▶ Brief:
Extract each line containing the string "domů".

^^^^

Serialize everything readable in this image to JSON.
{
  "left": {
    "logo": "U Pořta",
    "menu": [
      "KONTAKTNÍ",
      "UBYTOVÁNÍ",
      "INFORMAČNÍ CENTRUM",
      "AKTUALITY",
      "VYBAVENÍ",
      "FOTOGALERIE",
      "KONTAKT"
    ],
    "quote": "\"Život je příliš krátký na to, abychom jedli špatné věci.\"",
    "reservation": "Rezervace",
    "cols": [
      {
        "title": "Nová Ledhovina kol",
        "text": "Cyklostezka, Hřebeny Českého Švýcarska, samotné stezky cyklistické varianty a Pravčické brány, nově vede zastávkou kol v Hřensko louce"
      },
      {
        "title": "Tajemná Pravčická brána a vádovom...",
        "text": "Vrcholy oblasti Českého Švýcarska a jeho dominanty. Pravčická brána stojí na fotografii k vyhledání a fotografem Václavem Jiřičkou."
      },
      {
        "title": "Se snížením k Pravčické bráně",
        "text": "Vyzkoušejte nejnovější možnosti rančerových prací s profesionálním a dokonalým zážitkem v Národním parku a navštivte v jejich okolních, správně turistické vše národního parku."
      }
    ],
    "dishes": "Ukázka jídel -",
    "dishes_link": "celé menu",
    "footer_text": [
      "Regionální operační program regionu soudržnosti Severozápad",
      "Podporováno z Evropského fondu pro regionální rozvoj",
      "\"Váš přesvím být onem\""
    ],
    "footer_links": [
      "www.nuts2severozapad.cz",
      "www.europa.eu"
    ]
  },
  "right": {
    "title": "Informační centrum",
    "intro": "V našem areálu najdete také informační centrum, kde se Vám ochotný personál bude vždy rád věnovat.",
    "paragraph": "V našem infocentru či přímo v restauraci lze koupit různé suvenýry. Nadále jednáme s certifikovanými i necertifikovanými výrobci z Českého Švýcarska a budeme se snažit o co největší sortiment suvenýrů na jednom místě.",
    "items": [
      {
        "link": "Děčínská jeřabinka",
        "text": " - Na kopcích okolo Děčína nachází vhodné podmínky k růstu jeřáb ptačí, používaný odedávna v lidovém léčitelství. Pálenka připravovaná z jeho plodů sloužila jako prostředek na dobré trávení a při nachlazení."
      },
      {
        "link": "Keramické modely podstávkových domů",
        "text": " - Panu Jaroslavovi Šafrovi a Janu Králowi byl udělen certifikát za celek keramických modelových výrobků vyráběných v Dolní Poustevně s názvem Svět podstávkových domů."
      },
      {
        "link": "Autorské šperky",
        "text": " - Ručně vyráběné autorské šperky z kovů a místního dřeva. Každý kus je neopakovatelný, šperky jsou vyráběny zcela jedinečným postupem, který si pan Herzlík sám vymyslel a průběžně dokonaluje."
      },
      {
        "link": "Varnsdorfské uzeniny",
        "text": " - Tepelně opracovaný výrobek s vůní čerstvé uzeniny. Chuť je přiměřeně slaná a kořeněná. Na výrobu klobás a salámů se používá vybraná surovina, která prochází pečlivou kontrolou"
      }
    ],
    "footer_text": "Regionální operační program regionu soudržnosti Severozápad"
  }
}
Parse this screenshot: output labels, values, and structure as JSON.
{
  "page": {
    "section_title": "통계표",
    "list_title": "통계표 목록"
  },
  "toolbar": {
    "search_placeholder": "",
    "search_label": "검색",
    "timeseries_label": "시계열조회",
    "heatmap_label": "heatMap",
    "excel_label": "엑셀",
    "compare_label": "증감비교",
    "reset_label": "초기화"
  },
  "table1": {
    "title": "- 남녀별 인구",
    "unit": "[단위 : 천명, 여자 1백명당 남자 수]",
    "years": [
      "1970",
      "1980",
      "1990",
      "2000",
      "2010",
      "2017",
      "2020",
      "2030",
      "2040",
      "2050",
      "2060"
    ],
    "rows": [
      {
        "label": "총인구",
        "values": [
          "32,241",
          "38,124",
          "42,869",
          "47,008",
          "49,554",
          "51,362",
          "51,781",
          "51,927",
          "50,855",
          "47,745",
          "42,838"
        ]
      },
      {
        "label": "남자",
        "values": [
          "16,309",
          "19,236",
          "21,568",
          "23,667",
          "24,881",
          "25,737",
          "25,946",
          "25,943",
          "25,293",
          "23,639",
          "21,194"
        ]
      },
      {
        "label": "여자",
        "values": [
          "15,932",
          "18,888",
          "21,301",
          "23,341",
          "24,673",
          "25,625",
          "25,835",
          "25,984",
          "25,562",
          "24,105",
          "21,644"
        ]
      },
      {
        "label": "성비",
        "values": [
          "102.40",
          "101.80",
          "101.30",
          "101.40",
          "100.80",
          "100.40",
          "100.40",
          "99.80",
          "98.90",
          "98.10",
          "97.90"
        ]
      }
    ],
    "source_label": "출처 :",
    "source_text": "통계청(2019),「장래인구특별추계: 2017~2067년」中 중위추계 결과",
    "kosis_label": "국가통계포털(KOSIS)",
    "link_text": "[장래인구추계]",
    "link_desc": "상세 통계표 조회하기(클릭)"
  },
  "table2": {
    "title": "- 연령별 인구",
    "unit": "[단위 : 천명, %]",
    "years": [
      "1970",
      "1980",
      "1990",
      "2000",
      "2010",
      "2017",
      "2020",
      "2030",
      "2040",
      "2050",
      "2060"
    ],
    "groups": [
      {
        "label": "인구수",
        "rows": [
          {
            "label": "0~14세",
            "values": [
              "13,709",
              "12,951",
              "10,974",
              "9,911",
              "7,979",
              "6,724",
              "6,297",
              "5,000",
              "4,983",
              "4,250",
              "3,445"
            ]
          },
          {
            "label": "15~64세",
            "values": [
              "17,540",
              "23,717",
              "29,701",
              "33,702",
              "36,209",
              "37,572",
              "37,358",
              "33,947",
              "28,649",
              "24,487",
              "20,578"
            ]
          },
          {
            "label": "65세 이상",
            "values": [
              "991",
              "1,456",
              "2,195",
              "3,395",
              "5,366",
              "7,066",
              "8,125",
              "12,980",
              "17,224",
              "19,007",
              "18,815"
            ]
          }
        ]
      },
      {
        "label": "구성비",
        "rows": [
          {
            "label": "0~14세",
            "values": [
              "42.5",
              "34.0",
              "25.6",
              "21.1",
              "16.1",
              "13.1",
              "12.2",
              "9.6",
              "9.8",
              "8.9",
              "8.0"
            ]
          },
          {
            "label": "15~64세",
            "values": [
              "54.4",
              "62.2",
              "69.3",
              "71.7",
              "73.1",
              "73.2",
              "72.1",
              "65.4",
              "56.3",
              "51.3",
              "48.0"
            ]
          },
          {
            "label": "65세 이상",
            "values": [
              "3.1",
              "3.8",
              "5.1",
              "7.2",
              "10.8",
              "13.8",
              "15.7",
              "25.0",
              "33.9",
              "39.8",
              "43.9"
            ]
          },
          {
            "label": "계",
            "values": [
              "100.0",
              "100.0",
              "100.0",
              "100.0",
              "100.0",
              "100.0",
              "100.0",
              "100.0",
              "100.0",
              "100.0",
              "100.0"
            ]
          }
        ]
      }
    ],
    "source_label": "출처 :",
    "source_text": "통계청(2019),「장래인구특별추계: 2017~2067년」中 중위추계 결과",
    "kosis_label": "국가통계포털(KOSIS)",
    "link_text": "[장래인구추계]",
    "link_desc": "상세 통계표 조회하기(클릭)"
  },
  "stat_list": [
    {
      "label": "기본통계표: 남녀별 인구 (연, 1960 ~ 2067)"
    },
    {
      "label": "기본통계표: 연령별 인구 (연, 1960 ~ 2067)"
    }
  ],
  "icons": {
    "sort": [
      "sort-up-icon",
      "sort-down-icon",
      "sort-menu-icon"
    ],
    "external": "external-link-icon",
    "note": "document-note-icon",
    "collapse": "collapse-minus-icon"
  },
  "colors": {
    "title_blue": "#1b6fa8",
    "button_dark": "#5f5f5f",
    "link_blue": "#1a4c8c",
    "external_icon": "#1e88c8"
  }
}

^^^^

▶ Solution:
        "link": "Keramické modely podstávkových domů",
        "text": " - Panu Jaroslavovi Šafrovi a Janu Králowi byl udělen certifikát za celek keramických modelových výrobků vyráběných v Dolní Poustevně s názvem Svět podstávkových domů."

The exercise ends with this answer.